| Goal |
Swap "x-tick-label" for "x-axis-tick" throughout the rows running from the start through the line containing "x-axis-label: qDM <box>625 726 679 764</box>", and write those lines out again with nothing else altered.

Element and region data
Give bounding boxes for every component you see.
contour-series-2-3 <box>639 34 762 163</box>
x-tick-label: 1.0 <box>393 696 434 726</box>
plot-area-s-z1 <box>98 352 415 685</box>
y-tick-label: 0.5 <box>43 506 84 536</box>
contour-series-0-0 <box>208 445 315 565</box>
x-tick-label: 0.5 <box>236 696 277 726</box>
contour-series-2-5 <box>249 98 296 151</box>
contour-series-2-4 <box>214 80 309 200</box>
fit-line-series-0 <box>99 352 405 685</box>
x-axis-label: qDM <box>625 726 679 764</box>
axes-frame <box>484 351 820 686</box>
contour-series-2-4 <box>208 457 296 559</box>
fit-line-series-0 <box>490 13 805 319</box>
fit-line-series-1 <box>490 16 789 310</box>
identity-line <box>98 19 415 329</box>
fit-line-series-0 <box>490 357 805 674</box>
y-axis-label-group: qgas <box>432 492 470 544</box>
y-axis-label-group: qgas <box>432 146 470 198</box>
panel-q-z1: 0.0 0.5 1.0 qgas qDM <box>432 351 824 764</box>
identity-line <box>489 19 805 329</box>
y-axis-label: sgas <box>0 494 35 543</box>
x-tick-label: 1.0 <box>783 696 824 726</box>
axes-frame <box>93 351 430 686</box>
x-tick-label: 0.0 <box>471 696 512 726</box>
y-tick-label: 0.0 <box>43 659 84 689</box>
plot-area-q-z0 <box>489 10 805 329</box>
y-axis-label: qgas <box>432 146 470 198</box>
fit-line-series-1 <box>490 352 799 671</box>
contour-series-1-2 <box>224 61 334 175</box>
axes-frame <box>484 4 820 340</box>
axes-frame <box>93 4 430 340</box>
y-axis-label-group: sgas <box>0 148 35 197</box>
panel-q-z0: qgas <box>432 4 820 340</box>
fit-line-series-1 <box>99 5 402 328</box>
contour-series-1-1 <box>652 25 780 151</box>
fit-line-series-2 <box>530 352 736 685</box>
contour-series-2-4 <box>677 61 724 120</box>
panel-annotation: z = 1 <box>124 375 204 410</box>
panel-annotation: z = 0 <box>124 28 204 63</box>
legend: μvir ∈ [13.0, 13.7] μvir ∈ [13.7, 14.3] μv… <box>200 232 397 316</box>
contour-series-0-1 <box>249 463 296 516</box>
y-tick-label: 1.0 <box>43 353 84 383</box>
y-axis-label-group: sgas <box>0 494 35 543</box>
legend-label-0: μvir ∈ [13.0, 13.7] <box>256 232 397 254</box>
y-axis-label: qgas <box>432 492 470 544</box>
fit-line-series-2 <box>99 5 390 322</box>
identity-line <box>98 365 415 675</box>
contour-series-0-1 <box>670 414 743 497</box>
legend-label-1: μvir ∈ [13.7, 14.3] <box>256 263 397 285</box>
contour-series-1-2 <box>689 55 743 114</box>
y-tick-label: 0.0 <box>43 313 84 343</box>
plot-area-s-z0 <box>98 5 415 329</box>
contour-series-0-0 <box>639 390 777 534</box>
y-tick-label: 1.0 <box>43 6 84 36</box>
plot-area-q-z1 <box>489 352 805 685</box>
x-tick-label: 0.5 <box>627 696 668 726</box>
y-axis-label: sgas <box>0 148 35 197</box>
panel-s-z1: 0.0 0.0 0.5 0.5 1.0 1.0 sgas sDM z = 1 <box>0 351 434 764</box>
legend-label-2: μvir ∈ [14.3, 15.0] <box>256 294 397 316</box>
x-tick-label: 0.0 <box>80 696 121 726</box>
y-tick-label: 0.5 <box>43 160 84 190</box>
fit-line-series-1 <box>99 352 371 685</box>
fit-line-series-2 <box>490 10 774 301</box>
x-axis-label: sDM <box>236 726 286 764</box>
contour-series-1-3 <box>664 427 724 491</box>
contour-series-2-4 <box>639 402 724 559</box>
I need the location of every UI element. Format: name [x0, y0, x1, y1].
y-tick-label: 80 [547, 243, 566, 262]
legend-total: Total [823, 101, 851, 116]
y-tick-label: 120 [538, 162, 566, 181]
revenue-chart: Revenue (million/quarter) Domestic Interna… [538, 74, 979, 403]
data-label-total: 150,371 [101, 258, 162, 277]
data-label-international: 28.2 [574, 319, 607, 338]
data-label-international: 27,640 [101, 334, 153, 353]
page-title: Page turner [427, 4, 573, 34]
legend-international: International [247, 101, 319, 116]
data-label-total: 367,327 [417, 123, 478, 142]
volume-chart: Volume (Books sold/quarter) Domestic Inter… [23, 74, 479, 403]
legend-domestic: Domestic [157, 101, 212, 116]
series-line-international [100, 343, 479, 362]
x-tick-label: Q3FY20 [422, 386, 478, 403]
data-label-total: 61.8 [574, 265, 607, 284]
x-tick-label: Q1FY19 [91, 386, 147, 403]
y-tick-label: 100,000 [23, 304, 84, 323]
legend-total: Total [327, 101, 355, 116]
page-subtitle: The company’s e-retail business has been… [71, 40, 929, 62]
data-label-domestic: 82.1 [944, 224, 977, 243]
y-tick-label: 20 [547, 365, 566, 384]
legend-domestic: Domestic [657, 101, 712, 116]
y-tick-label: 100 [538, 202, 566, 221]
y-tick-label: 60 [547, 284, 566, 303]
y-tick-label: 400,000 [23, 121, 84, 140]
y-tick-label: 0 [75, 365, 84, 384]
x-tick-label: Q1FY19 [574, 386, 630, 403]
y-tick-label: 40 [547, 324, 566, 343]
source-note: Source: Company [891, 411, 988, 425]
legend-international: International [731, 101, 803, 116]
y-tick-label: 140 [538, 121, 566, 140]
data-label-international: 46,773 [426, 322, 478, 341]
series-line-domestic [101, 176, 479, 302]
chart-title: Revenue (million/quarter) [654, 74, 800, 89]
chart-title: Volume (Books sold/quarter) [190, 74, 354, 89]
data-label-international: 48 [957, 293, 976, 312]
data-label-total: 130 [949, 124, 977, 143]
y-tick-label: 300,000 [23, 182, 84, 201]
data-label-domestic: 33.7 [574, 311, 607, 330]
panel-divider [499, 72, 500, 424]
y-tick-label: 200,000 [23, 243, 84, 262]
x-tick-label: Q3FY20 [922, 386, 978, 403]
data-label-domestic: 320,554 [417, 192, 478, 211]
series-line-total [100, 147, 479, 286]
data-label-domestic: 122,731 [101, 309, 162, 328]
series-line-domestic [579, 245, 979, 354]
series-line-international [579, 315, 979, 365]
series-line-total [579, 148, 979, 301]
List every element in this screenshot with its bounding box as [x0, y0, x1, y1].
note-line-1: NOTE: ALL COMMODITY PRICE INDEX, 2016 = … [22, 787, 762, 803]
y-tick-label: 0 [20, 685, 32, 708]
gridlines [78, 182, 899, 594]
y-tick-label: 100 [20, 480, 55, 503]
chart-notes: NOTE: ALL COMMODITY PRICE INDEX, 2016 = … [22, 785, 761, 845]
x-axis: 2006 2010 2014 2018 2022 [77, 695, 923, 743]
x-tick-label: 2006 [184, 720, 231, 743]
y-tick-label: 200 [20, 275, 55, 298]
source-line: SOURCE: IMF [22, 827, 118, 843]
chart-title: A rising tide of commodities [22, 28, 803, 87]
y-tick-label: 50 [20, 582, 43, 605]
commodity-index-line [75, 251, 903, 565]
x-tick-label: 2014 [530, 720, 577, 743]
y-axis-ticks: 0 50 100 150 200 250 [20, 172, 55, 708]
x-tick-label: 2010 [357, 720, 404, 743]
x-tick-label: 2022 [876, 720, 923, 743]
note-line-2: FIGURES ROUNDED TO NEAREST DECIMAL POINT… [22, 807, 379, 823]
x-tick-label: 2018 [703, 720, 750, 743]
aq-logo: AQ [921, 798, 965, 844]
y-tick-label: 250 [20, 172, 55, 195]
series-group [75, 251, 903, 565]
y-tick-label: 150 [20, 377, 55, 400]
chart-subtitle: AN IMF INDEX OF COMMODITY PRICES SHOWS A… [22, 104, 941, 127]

| Answer |
Give bounding boxes for every component you see.
contour-series-2-3 <box>639 34 762 163</box>
x-axis-tick: 1.0 <box>393 696 434 726</box>
plot-area-s-z1 <box>98 352 415 685</box>
y-tick-label: 0.5 <box>43 506 84 536</box>
contour-series-0-0 <box>208 445 315 565</box>
x-axis-tick: 0.5 <box>236 696 277 726</box>
contour-series-2-5 <box>249 98 296 151</box>
contour-series-2-4 <box>214 80 309 200</box>
fit-line-series-0 <box>99 352 405 685</box>
x-axis-label: qDM <box>625 726 679 764</box>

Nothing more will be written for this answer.